▶ [Task requirements] Count every line below that contains "from", then state the total with no other output.

-- START Provided data --

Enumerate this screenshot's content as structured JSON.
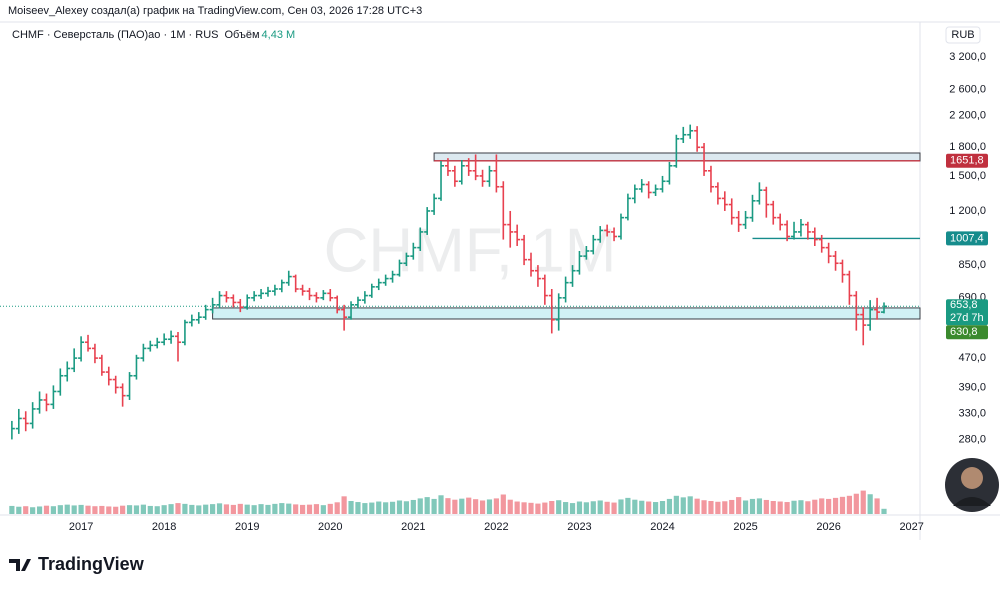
{
  "header": {
    "author_line": "Moiseev_Alexey создал(а) график на TradingView.com, Сен 03, 2026 17:28 UTC+3",
    "logo": "TradingView"
  },
  "chart_data": {
    "type": "ohlc_bars",
    "legend": "CHMF · Северсталь (ПАО)ао · 1M · RUS",
    "volume_label": "Объём",
    "volume_value": "4,43 M",
    "watermark": "CHMF, 1M",
    "currency": "RUB",
    "log": true,
    "grid": false,
    "up_color": "#1a9a82",
    "down_color": "#e8414f",
    "xlim": [
      2016.12,
      2027.1
    ],
    "xticks": [
      2017,
      2018,
      2019,
      2020,
      2021,
      2022,
      2023,
      2024,
      2025,
      2026,
      2027
    ],
    "ylim": [
      173,
      3454
    ],
    "yticks": [
      {
        "value": 280,
        "label": "280,0"
      },
      {
        "value": 330,
        "label": "330,0"
      },
      {
        "value": 390,
        "label": "390,0"
      },
      {
        "value": 470,
        "label": "470,0"
      },
      {
        "value": 690,
        "label": "690,0"
      },
      {
        "value": 850,
        "label": "850,0"
      },
      {
        "value": 1200,
        "label": "1 200,0"
      },
      {
        "value": 1500,
        "label": "1 500,0"
      },
      {
        "value": 1800,
        "label": "1 800,0"
      },
      {
        "value": 2200,
        "label": "2 200,0"
      },
      {
        "value": 2600,
        "label": "2 600,0"
      },
      {
        "value": 3200,
        "label": "3 200,0"
      }
    ],
    "x": [
      "2016-03",
      "2016-04",
      "2016-05",
      "2016-06",
      "2016-07",
      "2016-08",
      "2016-09",
      "2016-10",
      "2016-11",
      "2016-12",
      "2017-01",
      "2017-02",
      "2017-03",
      "2017-04",
      "2017-05",
      "2017-06",
      "2017-07",
      "2017-08",
      "2017-09",
      "2017-10",
      "2017-11",
      "2017-12",
      "2018-01",
      "2018-02",
      "2018-03",
      "2018-04",
      "2018-05",
      "2018-06",
      "2018-07",
      "2018-08",
      "2018-09",
      "2018-10",
      "2018-11",
      "2018-12",
      "2019-01",
      "2019-02",
      "2019-03",
      "2019-04",
      "2019-05",
      "2019-06",
      "2019-07",
      "2019-08",
      "2019-09",
      "2019-10",
      "2019-11",
      "2019-12",
      "2020-01",
      "2020-02",
      "2020-03",
      "2020-04",
      "2020-05",
      "2020-06",
      "2020-07",
      "2020-08",
      "2020-09",
      "2020-10",
      "2020-11",
      "2020-12",
      "2021-01",
      "2021-02",
      "2021-03",
      "2021-04",
      "2021-05",
      "2021-06",
      "2021-07",
      "2021-08",
      "2021-09",
      "2021-10",
      "2021-11",
      "2021-12",
      "2022-01",
      "2022-02",
      "2022-03",
      "2022-04",
      "2022-05",
      "2022-06",
      "2022-07",
      "2022-08",
      "2022-09",
      "2022-10",
      "2022-11",
      "2022-12",
      "2023-01",
      "2023-02",
      "2023-03",
      "2023-04",
      "2023-05",
      "2023-06",
      "2023-07",
      "2023-08",
      "2023-09",
      "2023-10",
      "2023-11",
      "2023-12",
      "2024-01",
      "2024-02",
      "2024-03",
      "2024-04",
      "2024-05",
      "2024-06",
      "2024-07",
      "2024-08",
      "2024-09",
      "2024-10",
      "2024-11",
      "2024-12",
      "2025-01",
      "2025-02",
      "2025-03",
      "2025-04",
      "2025-05",
      "2025-06",
      "2025-07",
      "2025-08",
      "2025-09",
      "2025-10",
      "2025-11",
      "2025-12",
      "2026-01",
      "2026-02",
      "2026-03",
      "2026-04",
      "2026-05",
      "2026-06",
      "2026-07",
      "2026-08",
      "2026-09"
    ],
    "close": [
      300,
      320,
      310,
      340,
      360,
      350,
      380,
      420,
      440,
      470,
      520,
      500,
      470,
      430,
      410,
      390,
      370,
      420,
      470,
      500,
      510,
      520,
      530,
      540,
      520,
      590,
      600,
      610,
      640,
      660,
      700,
      690,
      670,
      650,
      690,
      700,
      710,
      720,
      730,
      760,
      790,
      730,
      720,
      700,
      690,
      710,
      690,
      640,
      610,
      660,
      680,
      700,
      740,
      760,
      780,
      800,
      860,
      900,
      950,
      1050,
      1200,
      1300,
      1600,
      1550,
      1450,
      1600,
      1550,
      1500,
      1450,
      1550,
      1400,
      1100,
      1050,
      1000,
      880,
      820,
      780,
      700,
      600,
      690,
      760,
      820,
      900,
      930,
      1000,
      1060,
      1050,
      1020,
      1150,
      1300,
      1380,
      1420,
      1350,
      1380,
      1450,
      1600,
      1900,
      1950,
      2000,
      1800,
      1550,
      1400,
      1300,
      1250,
      1150,
      1100,
      1150,
      1280,
      1370,
      1250,
      1150,
      1100,
      1020,
      1050,
      1100,
      1050,
      1000,
      950,
      900,
      860,
      800,
      700,
      620,
      580,
      640,
      630,
      653.8
    ],
    "high": [
      315,
      340,
      335,
      355,
      380,
      375,
      395,
      440,
      460,
      500,
      540,
      545,
      515,
      480,
      445,
      420,
      400,
      430,
      480,
      515,
      525,
      535,
      550,
      560,
      555,
      600,
      620,
      630,
      660,
      690,
      720,
      720,
      705,
      685,
      705,
      720,
      730,
      740,
      750,
      775,
      820,
      800,
      750,
      735,
      715,
      725,
      730,
      700,
      660,
      675,
      695,
      720,
      755,
      780,
      800,
      820,
      880,
      920,
      980,
      1080,
      1230,
      1340,
      1650,
      1680,
      1600,
      1660,
      1680,
      1720,
      1560,
      1600,
      1720,
      1450,
      1200,
      1100,
      1030,
      920,
      850,
      800,
      730,
      710,
      790,
      850,
      930,
      960,
      1030,
      1090,
      1100,
      1080,
      1180,
      1340,
      1420,
      1470,
      1450,
      1420,
      1500,
      1640,
      1950,
      2050,
      2080,
      2060,
      1850,
      1600,
      1440,
      1360,
      1300,
      1200,
      1200,
      1330,
      1440,
      1400,
      1280,
      1180,
      1130,
      1120,
      1140,
      1120,
      1080,
      1030,
      980,
      930,
      880,
      820,
      720,
      650,
      680,
      690,
      670
    ],
    "low": [
      280,
      290,
      295,
      300,
      330,
      335,
      340,
      370,
      405,
      430,
      460,
      490,
      455,
      420,
      395,
      375,
      345,
      360,
      410,
      460,
      490,
      500,
      510,
      515,
      460,
      510,
      575,
      585,
      600,
      625,
      645,
      670,
      650,
      630,
      640,
      675,
      685,
      695,
      700,
      715,
      745,
      715,
      700,
      680,
      670,
      680,
      675,
      625,
      560,
      600,
      645,
      665,
      690,
      725,
      745,
      760,
      790,
      845,
      880,
      930,
      1030,
      1170,
      1280,
      1500,
      1400,
      1420,
      1500,
      1460,
      1400,
      1400,
      1350,
      1000,
      950,
      960,
      850,
      790,
      740,
      660,
      550,
      560,
      670,
      740,
      800,
      880,
      910,
      980,
      1020,
      990,
      1000,
      1130,
      1260,
      1350,
      1300,
      1320,
      1350,
      1420,
      1580,
      1850,
      1900,
      1750,
      1500,
      1350,
      1250,
      1200,
      1100,
      1050,
      1070,
      1120,
      1250,
      1150,
      1100,
      1060,
      990,
      1000,
      1020,
      1000,
      960,
      920,
      860,
      820,
      760,
      660,
      560,
      510,
      560,
      600,
      625
    ],
    "volume": [
      3.1,
      2.8,
      3.0,
      2.6,
      2.9,
      3.2,
      3.0,
      3.4,
      3.6,
      3.3,
      3.5,
      3.2,
      3.0,
      3.1,
      2.9,
      2.8,
      3.2,
      3.4,
      3.3,
      3.6,
      3.1,
      3.0,
      3.4,
      3.8,
      4.2,
      3.9,
      3.5,
      3.3,
      3.6,
      3.8,
      4.1,
      3.7,
      3.5,
      3.9,
      3.6,
      3.4,
      3.8,
      3.5,
      3.9,
      4.2,
      4.0,
      3.7,
      3.5,
      3.6,
      3.8,
      3.4,
      3.9,
      4.5,
      6.8,
      5.0,
      4.6,
      4.2,
      4.4,
      4.8,
      4.5,
      4.7,
      5.2,
      4.9,
      5.4,
      6.0,
      6.5,
      5.8,
      7.2,
      6.1,
      5.5,
      5.9,
      6.3,
      5.7,
      5.2,
      5.6,
      6.0,
      7.5,
      5.5,
      4.8,
      4.5,
      4.3,
      4.0,
      4.4,
      5.0,
      5.3,
      4.6,
      4.2,
      4.8,
      4.5,
      4.9,
      5.2,
      4.7,
      4.4,
      5.6,
      6.2,
      5.5,
      5.1,
      4.8,
      4.6,
      5.0,
      5.8,
      7.0,
      6.4,
      6.8,
      5.9,
      5.3,
      5.0,
      4.7,
      4.9,
      5.4,
      6.5,
      5.2,
      5.8,
      6.0,
      5.4,
      5.0,
      4.8,
      4.6,
      5.1,
      5.3,
      4.9,
      5.5,
      6.0,
      5.8,
      6.2,
      6.6,
      7.0,
      7.8,
      9.0,
      7.6,
      6.0,
      2.0
    ],
    "volume_lim": [
      0,
      10
    ],
    "zones": [
      {
        "from": "2021-04",
        "top": 1736,
        "bottom": 1650,
        "color": "#d3e4ec"
      },
      {
        "from": "2018-08",
        "top": 647,
        "bottom": 603,
        "color": "#c6eef3"
      }
    ],
    "levels": [
      {
        "value": 1651.8,
        "label": "1651,8",
        "color": "#c0303e",
        "from": "2021-04"
      },
      {
        "value": 1007.4,
        "label": "1007,4",
        "color": "#168c8c",
        "from": "2025-02"
      }
    ],
    "last_price": {
      "value": 653.8,
      "label": "653,8",
      "color": "#1a9a82",
      "countdown": "27d 7h"
    },
    "extra_label": {
      "value": 630.8,
      "label": "630,8",
      "color": "#3b8a2e"
    }
  }
}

-- END Provided data --

▶ [Answer in full] 4